__What the exercise asks__
Search the material below for the word "Juli". Copy every line that has it.

__Records__
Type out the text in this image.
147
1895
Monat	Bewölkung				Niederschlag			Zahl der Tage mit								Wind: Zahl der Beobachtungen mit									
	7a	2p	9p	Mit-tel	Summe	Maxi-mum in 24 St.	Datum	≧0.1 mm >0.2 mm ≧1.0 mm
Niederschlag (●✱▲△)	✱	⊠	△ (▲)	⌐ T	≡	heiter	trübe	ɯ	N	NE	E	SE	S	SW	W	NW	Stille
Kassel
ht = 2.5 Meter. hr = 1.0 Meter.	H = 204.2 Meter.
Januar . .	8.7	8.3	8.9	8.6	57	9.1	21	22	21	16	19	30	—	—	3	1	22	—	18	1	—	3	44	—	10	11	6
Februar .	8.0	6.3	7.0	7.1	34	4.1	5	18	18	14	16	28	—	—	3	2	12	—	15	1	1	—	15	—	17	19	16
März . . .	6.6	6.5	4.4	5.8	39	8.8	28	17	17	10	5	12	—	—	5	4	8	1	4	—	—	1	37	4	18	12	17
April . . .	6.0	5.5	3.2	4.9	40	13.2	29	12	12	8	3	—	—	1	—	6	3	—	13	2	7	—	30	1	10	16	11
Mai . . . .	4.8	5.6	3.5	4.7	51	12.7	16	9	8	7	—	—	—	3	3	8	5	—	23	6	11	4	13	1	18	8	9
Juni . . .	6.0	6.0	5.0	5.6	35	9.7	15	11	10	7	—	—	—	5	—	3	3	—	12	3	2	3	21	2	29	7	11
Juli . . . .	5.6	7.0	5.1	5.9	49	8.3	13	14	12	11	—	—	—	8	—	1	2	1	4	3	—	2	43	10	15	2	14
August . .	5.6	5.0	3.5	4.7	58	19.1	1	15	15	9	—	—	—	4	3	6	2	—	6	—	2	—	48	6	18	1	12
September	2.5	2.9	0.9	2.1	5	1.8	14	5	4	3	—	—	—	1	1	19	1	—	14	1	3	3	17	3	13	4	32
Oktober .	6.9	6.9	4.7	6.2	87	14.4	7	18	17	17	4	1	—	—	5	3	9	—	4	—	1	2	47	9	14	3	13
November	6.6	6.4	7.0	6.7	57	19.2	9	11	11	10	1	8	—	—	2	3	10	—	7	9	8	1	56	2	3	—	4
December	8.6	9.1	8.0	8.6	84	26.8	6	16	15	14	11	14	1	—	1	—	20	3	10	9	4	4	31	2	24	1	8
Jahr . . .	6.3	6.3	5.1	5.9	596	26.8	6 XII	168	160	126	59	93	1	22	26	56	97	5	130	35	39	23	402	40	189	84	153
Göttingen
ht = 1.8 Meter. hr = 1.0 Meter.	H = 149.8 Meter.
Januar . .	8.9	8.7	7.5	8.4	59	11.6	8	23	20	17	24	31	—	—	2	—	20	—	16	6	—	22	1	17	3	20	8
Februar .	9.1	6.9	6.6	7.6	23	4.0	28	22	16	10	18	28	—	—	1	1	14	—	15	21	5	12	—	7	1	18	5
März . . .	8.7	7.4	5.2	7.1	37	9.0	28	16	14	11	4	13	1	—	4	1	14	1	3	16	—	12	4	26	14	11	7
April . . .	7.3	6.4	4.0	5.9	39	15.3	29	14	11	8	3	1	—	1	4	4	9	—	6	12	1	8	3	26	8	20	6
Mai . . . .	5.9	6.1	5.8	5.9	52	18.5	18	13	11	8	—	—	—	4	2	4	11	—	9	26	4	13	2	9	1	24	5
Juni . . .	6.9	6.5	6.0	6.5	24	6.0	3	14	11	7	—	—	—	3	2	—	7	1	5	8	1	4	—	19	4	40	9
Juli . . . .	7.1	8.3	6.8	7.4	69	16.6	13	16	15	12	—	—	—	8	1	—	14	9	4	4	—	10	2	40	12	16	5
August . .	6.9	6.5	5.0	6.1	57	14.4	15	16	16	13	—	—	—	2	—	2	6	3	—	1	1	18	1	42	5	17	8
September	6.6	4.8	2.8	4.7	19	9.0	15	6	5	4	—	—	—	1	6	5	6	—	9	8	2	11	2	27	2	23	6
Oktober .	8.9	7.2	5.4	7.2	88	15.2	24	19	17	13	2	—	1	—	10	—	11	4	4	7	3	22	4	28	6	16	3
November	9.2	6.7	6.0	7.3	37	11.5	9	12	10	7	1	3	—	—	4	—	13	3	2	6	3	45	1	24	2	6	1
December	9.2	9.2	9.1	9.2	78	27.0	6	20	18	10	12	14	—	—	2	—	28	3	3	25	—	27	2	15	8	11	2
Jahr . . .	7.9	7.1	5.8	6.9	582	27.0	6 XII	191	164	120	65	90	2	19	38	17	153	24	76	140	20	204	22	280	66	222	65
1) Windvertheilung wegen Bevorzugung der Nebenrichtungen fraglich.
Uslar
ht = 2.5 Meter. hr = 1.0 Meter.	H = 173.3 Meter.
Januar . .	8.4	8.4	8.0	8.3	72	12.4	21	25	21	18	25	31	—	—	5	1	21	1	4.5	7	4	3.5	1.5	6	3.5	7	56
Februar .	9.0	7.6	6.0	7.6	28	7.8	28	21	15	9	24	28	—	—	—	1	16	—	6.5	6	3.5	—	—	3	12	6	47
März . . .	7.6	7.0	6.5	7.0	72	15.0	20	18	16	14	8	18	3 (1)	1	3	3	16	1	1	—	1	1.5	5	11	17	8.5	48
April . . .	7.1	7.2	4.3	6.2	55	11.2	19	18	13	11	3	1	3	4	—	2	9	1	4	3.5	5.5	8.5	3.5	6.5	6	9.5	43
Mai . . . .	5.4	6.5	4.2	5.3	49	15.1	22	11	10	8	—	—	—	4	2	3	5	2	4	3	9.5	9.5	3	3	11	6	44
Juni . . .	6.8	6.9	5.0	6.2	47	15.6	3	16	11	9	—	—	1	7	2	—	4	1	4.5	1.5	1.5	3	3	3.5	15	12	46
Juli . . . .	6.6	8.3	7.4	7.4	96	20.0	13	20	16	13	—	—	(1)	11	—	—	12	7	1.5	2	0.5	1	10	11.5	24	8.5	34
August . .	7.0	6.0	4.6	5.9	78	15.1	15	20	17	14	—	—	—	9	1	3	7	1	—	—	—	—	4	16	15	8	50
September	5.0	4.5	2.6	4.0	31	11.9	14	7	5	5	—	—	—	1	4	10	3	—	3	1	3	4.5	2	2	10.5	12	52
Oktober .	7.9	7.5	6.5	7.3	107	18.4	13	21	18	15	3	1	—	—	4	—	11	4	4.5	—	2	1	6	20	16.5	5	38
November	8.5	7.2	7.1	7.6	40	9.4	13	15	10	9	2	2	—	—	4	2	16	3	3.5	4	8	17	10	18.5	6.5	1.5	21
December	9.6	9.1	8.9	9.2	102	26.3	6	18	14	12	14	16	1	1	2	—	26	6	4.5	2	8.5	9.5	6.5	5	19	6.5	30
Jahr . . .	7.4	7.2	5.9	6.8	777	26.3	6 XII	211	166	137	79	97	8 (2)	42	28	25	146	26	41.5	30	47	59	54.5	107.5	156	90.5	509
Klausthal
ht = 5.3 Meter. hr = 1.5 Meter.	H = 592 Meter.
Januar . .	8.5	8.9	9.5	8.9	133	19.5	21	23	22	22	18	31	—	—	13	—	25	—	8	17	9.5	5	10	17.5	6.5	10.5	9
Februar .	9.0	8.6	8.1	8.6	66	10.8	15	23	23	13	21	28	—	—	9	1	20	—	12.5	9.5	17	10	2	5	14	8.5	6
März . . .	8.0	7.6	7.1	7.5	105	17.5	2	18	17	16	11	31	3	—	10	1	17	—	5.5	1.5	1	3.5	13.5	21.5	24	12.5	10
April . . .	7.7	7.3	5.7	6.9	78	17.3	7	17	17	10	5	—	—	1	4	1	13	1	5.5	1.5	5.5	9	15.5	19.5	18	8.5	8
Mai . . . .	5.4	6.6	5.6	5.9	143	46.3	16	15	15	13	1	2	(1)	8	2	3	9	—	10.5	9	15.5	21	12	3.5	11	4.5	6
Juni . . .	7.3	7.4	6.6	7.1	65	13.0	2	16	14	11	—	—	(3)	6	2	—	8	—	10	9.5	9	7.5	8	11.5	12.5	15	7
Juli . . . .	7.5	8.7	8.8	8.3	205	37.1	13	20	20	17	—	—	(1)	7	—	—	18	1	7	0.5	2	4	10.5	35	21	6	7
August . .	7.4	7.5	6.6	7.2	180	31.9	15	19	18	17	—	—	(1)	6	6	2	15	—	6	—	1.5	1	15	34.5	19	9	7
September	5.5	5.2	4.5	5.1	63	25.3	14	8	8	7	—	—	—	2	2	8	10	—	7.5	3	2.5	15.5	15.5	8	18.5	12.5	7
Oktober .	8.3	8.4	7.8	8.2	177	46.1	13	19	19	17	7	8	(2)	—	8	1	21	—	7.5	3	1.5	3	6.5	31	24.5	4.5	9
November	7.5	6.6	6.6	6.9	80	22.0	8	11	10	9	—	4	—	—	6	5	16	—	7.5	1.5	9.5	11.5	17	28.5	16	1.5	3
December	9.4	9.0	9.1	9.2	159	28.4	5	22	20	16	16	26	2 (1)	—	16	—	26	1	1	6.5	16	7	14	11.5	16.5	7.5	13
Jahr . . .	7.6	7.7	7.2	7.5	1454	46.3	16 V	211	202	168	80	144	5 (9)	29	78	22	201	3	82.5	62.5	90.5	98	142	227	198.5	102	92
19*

__Full solution__
Juli . . . .	5.6	7.0	5.1	5.9	49	8.3	13	14	12	11	—	—	—	8	—	1	2	1	4	3	—	2	43	10	15	2	14
Juli . . . .	7.1	8.3	6.8	7.4	69	16.6	13	16	15	12	—	—	—	8	1	—	14	9	4	4	—	10	2	40	12	16	5
Juli . . . .	6.6	8.3	7.4	7.4	96	20.0	13	20	16	13	—	—	(1)	11	—	—	12	7	1.5	2	0.5	1	10	11.5	24	8.5	34
Juli . . . .	7.5	8.7	8.8	8.3	205	37.1	13	20	20	17	—	—	(1)	7	—	—	18	1	7	0.5	2	4	10.5	35	21	6	7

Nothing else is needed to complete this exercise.